§ TEXT BLOCK
....

VILLANOVA, Pa. - As the Villanova field hockey team walked from the locker room to the field on a cool summer evening in Fairfield, Connecticut for the regular season opener in late August, the starting goaltending spot was still up in the air. After starting the second half of a scrimmage a week prior at Temple, Wildcat freshman Jordyn Clipstone earned her first career start on that Friday night in Connecticut. She didn't have time to call her family to let them know nor would she have been able to since it was already 1 a.m. on the other side of the world where she grew up. "With the time difference it was a bit difficult to call after the game, but I Skyped with my family the next day."

Clipstone was born in Bulawayo, Zimbabwe in the south-central part of Africa, over 10,000 kilometers away from where she currently resides in Villanova, Pa. Zimbabwe is a landlocked country bordering South Africa, Botswana, Mozambique and Zambia, which is separated from Zimbabwe by the Victoria Falls, the largest continuous sheet falling water in the world. "I grew up for most of my life in Harare," the freshman said, stating that her parents, David and Kim, and her brother, Benjamin, moved to the capital of Zimbabwe, with a current population just under 1.5 million, when she was three years old.

....

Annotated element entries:
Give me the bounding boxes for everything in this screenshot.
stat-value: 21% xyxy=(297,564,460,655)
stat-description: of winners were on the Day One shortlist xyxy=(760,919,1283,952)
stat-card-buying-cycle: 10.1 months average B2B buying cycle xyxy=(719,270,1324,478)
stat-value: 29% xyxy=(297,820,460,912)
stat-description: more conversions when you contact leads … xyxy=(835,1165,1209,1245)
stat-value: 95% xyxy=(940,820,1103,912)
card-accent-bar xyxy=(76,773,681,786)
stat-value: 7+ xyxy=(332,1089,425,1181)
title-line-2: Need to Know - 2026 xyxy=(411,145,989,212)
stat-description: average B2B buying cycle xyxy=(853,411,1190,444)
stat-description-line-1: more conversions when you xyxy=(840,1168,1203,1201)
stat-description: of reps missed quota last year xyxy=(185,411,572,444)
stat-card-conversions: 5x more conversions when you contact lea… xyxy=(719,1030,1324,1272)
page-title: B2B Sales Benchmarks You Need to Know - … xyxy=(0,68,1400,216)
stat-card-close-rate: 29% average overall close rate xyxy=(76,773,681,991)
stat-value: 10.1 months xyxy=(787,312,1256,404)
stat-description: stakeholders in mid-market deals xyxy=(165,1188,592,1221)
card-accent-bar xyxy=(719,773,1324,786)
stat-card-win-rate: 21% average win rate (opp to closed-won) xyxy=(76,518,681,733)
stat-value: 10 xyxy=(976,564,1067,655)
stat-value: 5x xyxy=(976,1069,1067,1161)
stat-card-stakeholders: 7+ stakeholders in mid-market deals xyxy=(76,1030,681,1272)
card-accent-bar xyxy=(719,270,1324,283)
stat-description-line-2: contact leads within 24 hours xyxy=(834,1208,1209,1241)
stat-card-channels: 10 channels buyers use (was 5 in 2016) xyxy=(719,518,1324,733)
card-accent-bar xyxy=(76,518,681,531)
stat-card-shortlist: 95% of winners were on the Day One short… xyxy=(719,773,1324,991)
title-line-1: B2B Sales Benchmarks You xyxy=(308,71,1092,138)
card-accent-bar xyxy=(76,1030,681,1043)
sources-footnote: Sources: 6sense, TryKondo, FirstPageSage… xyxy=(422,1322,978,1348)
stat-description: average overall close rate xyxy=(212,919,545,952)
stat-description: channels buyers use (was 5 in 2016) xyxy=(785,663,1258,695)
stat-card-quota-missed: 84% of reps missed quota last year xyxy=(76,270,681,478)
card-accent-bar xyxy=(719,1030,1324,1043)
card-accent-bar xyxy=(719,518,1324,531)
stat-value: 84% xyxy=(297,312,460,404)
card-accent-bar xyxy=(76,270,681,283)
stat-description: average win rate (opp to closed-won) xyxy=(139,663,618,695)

....

§ LIST OF TASKS
a - According to the field hockey article, why didn't Jordyn Clipstone call her family after her first career start? Answer in one to three sentences.
b - Resume the article about Villanova goaltender Jordyn Clipstone from the point where it stops.

§ EXERCISE RESPONSES
a - She had no time to call her family after the game. Even if she had, it was already 1 a.m. on the other side of the world where she grew up, so she Skyped with them the next day instead.

b -
Clipstone attended primary, junior and high school in Harare before coming over to the states for the first time when she arrived at Villanova with her mom in August. "I'm so glad I chose here," she said, talking about the beautiful campus offered at Villanova. "It is literally a miracle though because I would have had no idea until I arrived what is was actually going to be like."

It was at junior school where she developed a love for hockey goaltending. "It wasn't quite the same hockey," Clipstone said of the hockey played in the United States versus Zimbabwe. "But it was similar and then in grade seven, my last year of junior school, I decided to be a hockey goalie at tryouts and that stuck," Clipstone said.

 

 

At the private schools she attended in Zimbabwe, playing sports are a requirement for each of the three terms in the school year. Clipstone developed a love for water polo, swimming and cross country this way and in the winter, she chose field hockey over soccer, both national sports in Zimbabwe. And at the age of 12 in grade seven, she found her natural position in the cage, where she has now started the first six matchups for the Wildcats this season.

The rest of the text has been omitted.